* **WHAT THE TASK ASKS**
Collect all lines below with the string "Pimenta".

* **EXCERPTED DATA**
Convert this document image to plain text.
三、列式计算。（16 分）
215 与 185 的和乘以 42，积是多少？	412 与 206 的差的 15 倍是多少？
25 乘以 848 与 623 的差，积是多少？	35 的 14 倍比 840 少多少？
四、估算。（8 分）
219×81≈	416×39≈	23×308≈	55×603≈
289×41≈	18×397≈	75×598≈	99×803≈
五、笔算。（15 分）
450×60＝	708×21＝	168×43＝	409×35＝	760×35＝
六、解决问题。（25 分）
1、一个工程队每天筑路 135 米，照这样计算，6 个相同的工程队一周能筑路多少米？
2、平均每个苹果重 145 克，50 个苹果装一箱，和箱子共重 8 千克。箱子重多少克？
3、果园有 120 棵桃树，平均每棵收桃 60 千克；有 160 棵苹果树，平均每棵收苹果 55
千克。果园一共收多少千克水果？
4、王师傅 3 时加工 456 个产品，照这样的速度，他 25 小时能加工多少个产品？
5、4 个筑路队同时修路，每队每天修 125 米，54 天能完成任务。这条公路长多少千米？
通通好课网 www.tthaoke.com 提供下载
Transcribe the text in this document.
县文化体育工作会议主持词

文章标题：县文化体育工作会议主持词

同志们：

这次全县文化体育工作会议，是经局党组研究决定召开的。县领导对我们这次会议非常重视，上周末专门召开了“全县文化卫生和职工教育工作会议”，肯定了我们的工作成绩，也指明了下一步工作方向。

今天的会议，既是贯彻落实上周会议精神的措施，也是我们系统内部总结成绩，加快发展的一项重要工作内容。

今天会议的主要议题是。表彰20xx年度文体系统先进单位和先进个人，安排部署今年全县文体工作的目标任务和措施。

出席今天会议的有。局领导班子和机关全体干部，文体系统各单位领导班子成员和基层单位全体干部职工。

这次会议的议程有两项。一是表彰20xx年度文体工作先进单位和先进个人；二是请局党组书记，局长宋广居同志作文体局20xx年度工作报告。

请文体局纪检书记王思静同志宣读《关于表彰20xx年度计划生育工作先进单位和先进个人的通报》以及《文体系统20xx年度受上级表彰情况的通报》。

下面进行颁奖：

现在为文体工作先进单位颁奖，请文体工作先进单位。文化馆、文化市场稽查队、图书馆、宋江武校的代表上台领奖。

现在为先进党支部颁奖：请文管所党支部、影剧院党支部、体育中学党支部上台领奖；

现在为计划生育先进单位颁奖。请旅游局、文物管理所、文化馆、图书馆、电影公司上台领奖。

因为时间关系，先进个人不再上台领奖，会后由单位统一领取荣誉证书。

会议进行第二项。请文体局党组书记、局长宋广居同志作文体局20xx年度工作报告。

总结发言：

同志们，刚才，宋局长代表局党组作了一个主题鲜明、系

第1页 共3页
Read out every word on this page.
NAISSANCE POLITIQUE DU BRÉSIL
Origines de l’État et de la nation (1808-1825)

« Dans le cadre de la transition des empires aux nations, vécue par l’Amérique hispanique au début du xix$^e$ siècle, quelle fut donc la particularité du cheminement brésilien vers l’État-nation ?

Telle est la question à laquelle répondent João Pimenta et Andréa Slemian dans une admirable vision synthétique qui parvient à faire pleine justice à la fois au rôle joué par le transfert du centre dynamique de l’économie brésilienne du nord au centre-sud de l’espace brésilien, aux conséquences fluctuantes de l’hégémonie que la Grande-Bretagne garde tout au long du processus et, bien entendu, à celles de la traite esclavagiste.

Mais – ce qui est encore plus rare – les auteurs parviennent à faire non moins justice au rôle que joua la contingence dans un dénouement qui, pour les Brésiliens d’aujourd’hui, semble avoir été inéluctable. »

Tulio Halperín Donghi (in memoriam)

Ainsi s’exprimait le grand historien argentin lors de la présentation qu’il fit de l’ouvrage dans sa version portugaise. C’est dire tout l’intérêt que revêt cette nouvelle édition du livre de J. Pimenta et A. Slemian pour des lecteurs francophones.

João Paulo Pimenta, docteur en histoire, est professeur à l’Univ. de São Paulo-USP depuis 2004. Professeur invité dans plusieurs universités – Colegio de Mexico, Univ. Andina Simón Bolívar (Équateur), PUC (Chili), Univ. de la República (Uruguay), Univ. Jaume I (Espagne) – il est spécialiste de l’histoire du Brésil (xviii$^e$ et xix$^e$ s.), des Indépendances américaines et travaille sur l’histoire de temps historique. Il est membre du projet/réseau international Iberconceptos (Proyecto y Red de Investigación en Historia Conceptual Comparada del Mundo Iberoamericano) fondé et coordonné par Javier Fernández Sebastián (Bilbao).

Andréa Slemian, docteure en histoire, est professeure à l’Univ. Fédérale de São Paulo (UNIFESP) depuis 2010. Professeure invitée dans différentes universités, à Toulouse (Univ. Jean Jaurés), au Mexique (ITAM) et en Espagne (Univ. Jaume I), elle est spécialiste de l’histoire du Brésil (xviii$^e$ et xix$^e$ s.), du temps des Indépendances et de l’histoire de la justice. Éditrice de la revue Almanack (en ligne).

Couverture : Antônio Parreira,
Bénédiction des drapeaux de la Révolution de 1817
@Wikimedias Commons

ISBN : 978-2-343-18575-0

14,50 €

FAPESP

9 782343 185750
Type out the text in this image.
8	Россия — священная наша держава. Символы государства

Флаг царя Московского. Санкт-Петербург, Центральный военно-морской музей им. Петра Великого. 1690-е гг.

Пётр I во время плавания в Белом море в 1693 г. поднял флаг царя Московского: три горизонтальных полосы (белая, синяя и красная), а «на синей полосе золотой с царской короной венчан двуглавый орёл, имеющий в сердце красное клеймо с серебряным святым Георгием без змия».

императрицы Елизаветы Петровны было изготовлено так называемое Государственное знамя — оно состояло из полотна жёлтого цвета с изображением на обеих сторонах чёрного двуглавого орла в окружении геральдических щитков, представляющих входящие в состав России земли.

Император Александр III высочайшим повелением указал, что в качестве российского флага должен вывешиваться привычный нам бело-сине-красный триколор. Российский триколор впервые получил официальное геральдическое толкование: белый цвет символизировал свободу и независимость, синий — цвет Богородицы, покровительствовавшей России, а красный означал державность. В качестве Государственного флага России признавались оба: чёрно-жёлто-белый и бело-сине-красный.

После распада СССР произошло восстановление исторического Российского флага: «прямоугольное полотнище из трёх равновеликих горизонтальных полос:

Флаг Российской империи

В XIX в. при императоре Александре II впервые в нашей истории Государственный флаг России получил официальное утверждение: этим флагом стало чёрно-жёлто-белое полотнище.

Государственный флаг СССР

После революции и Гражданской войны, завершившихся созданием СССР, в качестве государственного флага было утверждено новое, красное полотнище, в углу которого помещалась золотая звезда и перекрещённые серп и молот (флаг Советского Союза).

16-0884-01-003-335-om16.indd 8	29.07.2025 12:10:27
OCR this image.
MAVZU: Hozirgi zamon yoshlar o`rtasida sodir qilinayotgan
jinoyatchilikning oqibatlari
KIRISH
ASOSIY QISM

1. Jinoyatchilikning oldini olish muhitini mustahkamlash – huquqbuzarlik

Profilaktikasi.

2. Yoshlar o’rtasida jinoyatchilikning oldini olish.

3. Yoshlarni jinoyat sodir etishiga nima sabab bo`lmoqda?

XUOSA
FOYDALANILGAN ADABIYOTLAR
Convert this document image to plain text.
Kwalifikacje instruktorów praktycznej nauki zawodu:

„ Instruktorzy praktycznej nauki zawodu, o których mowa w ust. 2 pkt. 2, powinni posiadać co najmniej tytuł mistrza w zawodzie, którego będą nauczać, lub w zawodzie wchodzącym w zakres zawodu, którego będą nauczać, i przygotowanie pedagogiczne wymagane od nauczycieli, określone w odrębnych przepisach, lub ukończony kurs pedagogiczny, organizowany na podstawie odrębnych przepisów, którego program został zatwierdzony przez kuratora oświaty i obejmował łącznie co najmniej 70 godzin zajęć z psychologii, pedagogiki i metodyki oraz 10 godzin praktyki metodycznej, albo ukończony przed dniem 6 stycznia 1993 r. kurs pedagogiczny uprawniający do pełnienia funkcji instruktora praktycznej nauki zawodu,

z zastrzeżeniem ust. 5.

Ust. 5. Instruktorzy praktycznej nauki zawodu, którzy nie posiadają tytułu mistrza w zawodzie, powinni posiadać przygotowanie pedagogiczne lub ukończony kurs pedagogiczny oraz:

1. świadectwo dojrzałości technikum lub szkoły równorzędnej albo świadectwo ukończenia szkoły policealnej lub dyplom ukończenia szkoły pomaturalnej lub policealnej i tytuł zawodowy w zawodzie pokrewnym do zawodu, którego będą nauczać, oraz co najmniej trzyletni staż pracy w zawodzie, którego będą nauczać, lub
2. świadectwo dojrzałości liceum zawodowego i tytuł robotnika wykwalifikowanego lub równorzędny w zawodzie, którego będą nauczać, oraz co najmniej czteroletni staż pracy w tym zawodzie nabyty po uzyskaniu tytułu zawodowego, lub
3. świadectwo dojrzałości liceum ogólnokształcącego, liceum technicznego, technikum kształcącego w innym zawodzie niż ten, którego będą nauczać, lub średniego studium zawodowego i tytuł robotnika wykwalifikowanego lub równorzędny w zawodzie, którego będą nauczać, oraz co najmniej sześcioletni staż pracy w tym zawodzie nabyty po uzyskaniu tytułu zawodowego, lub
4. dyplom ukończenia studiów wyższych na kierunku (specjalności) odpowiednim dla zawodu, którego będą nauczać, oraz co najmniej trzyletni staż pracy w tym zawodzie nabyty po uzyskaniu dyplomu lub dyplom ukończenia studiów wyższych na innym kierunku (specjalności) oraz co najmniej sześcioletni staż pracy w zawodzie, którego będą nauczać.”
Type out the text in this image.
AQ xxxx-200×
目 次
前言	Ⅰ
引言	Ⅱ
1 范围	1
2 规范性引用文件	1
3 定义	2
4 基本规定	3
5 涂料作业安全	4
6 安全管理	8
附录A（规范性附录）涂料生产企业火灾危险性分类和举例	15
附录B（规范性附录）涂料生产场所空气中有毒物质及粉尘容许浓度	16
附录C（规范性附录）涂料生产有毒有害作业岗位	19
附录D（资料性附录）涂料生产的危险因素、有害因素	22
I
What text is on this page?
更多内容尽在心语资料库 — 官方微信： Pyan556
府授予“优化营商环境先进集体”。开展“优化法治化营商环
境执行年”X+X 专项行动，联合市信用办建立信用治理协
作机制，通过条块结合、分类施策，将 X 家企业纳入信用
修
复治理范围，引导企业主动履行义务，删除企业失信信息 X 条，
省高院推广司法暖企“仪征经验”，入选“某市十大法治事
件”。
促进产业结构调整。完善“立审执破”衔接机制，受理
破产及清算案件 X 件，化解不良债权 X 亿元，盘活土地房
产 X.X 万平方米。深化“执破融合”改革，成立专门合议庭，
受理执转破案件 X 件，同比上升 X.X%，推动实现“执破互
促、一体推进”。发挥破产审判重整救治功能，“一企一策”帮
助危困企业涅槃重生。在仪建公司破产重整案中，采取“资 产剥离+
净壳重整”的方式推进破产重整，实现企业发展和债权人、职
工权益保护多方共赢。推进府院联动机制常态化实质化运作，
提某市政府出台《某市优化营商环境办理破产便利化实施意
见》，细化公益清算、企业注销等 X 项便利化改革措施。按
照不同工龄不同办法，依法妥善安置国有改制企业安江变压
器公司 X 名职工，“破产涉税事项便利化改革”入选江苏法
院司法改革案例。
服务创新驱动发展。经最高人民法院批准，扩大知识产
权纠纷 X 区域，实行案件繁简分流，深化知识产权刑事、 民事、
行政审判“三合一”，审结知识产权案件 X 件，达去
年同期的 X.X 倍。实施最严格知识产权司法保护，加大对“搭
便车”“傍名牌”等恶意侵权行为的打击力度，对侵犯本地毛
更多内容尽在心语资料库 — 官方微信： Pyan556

* **OUTPUT FOR THIS EXERCISE**
Telle est la question à laquelle répondent João Pimenta et Andréa Slemian dans une admirable vision synthétique qui parvient à faire pleine justice à la fois au rôle joué par le transfert du centre dynamique de l’économie brésilienne du nord au centre-sud de l’espace brésilien, aux conséquences fluctuantes de l’hégémonie que la Grande-Bretagne garde tout au long du processus et, bien entendu, à celles de la traite esclavagiste.
Ainsi s’exprimait le grand historien argentin lors de la présentation qu’il fit de l’ouvrage dans sa version portugaise. C’est dire tout l’intérêt que revêt cette nouvelle édition du livre de J. Pimenta et A. Slemian pour des lecteurs francophones.
João Paulo Pimenta, docteur en histoire, est professeur à l’Univ. de São Paulo-USP depuis 2004. Professeur invité dans plusieurs universités – Colegio de Mexico, Univ. Andina Simón Bolívar (Équateur), PUC (Chili), Univ. de la República (Uruguay), Univ. Jaume I (Espagne) – il est spécialiste de l’histoire du Brésil (xviii$^e$ et xix$^e$ s.), des Indépendances américaines et travaille sur l’histoire de temps historique. Il est membre du projet/réseau international Iberconceptos (Proyecto y Red de Investigación en Historia Conceptual Comparada del Mundo Iberoamericano) fondé et coordonné par Javier Fernández Sebastián (Bilbao).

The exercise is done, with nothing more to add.